=== SET EXERCISE ===
Say how many lines contain "Plan", using only the number.

=== EXTRACTED RECORDS ===
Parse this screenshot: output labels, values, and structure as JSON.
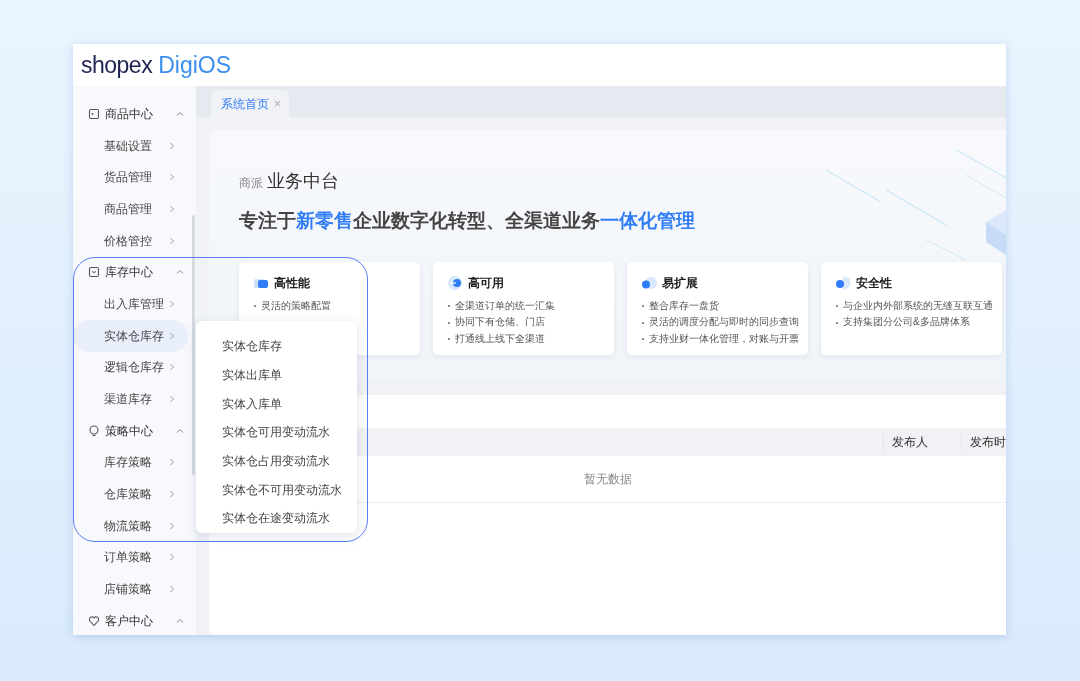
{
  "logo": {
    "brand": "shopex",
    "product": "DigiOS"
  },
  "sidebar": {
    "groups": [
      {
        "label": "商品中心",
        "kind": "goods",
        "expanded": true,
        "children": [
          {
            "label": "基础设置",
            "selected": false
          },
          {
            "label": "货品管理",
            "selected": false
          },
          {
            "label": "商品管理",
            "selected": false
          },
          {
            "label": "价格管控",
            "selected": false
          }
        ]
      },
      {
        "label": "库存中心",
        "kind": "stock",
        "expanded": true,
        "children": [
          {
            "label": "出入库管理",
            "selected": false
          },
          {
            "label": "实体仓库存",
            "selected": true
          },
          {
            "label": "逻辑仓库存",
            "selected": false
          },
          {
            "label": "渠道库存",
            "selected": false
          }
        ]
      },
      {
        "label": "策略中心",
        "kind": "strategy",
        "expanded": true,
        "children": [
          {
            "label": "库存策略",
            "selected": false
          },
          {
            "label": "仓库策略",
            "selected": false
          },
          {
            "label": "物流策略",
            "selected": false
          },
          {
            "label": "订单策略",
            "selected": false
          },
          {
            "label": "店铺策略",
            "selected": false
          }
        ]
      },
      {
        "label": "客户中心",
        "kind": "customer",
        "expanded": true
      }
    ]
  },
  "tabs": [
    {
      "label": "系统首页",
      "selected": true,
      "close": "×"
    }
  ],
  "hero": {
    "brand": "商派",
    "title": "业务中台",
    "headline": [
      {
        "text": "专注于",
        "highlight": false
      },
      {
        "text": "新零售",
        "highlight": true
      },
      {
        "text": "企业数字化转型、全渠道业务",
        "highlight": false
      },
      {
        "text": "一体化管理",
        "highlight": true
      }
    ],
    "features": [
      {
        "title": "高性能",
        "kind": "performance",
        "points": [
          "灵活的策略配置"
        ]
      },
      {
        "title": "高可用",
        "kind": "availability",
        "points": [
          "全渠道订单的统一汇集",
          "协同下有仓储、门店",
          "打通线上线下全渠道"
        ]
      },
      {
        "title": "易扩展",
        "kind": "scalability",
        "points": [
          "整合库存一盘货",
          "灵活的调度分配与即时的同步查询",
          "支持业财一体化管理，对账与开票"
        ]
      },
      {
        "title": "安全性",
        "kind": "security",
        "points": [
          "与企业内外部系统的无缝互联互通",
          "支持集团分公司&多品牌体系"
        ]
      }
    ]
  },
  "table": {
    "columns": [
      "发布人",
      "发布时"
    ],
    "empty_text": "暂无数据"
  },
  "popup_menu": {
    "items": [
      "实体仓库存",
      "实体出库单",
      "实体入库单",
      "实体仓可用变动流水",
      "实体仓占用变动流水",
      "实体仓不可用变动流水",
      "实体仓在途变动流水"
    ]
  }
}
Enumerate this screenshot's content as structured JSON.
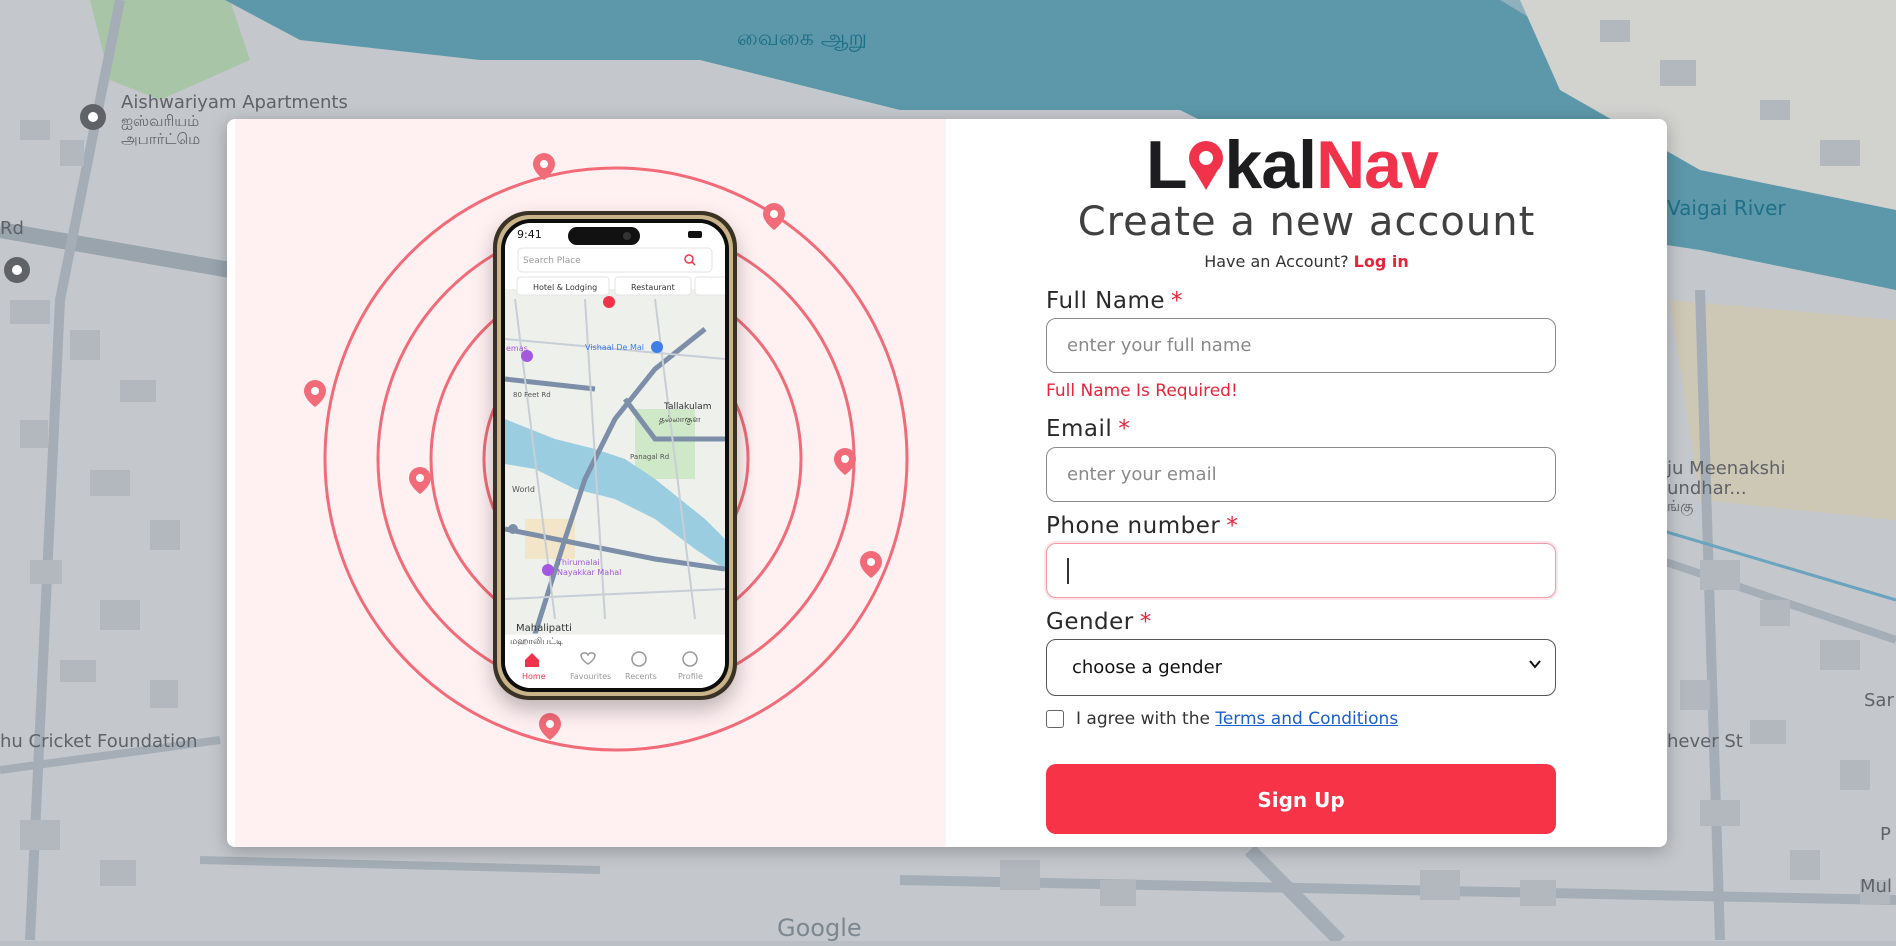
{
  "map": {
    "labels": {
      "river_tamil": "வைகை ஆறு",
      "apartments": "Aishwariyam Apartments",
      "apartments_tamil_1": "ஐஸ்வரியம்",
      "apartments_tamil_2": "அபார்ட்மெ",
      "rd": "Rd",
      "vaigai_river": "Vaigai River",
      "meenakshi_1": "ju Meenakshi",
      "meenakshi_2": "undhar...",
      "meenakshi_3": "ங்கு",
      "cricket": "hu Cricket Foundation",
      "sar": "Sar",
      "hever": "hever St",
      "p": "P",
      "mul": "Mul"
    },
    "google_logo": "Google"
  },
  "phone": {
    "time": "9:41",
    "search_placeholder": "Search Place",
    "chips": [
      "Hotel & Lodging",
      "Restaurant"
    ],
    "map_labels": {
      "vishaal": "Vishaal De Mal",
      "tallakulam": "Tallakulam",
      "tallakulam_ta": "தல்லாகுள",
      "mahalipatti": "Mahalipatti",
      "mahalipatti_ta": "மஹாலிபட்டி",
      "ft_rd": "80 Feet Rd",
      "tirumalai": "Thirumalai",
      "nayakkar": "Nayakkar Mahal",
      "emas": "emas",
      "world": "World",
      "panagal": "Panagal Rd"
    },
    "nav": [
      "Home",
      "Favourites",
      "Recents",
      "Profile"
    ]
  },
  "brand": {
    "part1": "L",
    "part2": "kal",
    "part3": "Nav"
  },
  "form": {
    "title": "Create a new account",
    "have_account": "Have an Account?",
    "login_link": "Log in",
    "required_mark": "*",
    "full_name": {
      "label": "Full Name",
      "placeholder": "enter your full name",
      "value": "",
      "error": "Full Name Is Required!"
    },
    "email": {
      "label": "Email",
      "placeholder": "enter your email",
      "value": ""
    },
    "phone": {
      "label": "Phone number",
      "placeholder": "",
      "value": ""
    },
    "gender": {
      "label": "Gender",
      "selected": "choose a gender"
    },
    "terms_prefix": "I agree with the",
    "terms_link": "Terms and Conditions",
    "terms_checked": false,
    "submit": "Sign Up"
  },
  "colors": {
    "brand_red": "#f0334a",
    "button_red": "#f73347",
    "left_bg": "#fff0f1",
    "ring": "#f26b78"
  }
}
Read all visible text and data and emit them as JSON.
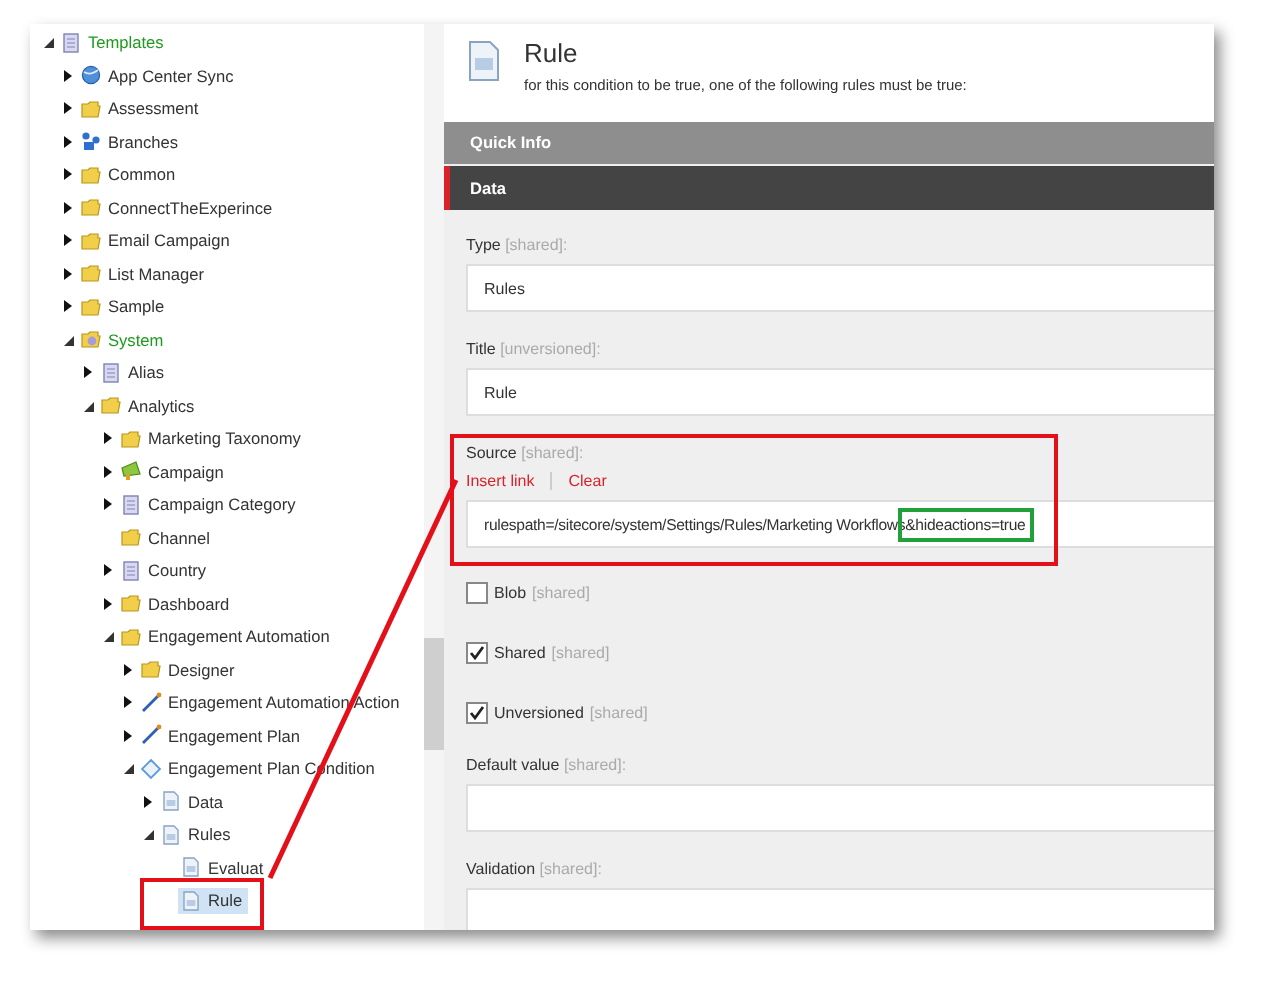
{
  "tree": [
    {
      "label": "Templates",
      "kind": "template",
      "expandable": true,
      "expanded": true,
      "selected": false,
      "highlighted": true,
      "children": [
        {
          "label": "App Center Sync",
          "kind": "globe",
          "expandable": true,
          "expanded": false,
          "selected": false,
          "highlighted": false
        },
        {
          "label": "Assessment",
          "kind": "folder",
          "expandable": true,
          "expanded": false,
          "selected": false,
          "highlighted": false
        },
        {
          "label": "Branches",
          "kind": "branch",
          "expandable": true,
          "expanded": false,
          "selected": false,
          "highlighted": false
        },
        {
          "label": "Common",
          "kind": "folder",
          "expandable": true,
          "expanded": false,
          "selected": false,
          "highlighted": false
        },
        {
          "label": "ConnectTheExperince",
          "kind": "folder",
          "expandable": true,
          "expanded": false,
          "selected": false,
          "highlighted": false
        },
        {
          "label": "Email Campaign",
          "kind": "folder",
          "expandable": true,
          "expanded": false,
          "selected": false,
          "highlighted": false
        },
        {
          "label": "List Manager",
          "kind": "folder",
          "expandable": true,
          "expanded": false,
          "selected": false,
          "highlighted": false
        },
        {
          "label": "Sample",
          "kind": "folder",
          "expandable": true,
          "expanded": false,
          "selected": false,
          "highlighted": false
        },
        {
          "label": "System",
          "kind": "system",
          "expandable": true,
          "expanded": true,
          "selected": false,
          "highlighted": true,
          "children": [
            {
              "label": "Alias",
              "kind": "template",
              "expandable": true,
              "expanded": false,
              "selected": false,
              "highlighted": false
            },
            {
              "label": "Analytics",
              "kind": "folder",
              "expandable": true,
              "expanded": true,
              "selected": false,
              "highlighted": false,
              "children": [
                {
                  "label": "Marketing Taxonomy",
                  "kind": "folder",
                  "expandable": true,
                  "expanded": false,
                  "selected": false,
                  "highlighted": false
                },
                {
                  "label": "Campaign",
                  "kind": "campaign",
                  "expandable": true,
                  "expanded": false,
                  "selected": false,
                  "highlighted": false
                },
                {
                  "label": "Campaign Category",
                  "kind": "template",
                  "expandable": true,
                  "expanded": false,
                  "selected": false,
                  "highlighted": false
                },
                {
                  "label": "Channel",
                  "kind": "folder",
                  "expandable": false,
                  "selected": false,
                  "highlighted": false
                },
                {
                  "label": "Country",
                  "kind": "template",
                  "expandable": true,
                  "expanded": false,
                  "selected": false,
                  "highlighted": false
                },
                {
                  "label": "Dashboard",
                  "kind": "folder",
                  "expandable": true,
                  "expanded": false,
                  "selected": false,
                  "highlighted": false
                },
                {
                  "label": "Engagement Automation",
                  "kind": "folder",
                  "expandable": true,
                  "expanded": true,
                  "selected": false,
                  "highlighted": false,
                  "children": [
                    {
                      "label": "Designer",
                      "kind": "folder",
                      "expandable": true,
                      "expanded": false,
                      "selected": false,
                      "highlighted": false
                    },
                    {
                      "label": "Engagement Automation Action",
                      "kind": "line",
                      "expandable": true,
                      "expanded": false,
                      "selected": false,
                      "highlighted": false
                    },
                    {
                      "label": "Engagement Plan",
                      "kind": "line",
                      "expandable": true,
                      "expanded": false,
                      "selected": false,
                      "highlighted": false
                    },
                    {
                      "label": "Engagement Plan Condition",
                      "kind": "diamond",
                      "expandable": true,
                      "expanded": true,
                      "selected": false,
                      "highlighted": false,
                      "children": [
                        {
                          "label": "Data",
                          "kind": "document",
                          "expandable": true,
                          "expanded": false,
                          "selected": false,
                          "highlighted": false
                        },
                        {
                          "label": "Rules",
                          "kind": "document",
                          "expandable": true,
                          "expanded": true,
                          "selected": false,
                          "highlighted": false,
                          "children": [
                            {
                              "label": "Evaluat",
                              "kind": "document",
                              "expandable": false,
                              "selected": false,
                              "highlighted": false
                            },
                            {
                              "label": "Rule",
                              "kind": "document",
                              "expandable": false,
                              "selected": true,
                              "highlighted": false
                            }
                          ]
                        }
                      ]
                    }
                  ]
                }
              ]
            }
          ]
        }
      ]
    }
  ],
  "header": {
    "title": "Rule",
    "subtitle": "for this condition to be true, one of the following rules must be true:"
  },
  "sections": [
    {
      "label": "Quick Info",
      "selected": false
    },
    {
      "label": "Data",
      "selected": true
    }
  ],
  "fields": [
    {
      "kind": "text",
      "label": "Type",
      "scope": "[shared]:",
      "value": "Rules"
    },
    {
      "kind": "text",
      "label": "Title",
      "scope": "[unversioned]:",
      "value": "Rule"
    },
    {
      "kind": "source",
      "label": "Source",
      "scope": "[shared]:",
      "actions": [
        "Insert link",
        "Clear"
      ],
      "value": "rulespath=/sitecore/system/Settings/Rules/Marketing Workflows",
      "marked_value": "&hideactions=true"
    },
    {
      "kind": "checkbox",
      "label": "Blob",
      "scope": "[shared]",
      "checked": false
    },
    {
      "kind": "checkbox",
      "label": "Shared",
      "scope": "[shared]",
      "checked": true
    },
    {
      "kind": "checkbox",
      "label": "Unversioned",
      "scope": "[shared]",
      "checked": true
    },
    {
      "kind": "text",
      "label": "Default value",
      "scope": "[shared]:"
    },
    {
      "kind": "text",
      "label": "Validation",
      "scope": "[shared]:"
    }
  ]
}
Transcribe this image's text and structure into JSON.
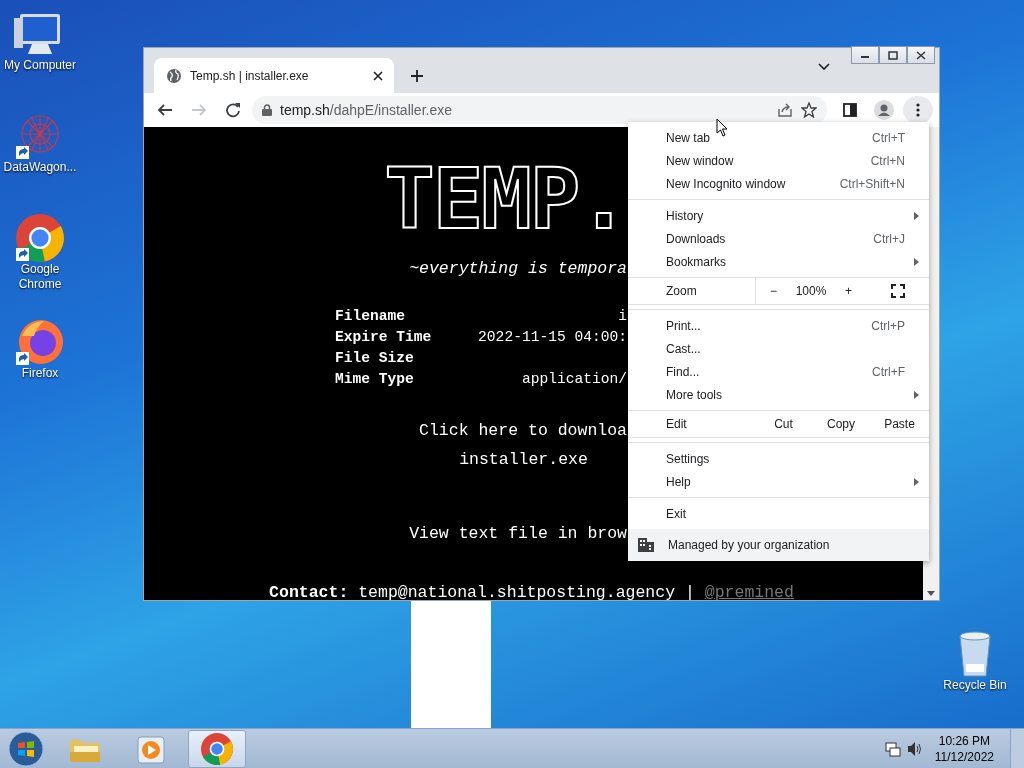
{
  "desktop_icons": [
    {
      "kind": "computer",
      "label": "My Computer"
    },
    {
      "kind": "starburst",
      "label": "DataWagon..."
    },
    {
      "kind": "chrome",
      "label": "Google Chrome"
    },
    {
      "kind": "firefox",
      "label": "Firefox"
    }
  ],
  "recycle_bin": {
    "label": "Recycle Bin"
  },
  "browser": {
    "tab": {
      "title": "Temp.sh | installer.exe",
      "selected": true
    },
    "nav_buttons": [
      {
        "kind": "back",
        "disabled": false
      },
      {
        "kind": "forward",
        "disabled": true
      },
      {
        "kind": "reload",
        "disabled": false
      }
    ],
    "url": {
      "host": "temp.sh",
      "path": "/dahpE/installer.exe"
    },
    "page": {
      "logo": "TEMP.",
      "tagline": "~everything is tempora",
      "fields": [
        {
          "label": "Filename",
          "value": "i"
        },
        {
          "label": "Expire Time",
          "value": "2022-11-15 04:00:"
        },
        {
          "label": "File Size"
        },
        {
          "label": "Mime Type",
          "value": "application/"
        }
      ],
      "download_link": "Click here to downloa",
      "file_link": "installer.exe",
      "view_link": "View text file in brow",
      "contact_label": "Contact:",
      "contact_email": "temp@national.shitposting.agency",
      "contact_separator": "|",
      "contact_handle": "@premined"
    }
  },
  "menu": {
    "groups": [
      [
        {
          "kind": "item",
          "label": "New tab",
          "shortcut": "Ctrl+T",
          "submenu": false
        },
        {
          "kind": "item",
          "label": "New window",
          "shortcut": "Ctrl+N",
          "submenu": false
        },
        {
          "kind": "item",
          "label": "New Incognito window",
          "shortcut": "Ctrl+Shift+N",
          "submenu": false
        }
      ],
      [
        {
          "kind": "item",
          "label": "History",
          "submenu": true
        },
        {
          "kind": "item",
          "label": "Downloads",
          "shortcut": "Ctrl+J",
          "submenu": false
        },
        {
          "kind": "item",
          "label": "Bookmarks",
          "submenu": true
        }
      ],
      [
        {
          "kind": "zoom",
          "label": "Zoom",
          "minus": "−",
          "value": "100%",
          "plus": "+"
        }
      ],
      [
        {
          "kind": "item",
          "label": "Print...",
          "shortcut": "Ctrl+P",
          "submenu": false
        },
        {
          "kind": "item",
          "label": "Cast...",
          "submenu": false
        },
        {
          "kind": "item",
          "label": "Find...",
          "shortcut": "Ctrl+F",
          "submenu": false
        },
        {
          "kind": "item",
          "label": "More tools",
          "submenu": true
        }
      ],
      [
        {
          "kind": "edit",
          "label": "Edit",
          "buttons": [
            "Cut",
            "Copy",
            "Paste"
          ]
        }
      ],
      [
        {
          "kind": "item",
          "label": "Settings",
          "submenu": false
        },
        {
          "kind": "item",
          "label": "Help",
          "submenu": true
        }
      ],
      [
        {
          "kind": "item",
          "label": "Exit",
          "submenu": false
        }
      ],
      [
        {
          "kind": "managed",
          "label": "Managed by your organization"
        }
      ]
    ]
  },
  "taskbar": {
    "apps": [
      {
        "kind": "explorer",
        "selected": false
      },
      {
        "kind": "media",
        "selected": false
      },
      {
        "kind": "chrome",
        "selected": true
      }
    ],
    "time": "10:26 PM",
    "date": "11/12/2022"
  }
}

=== RESPONSE FOR THIS EXERCISE ===
2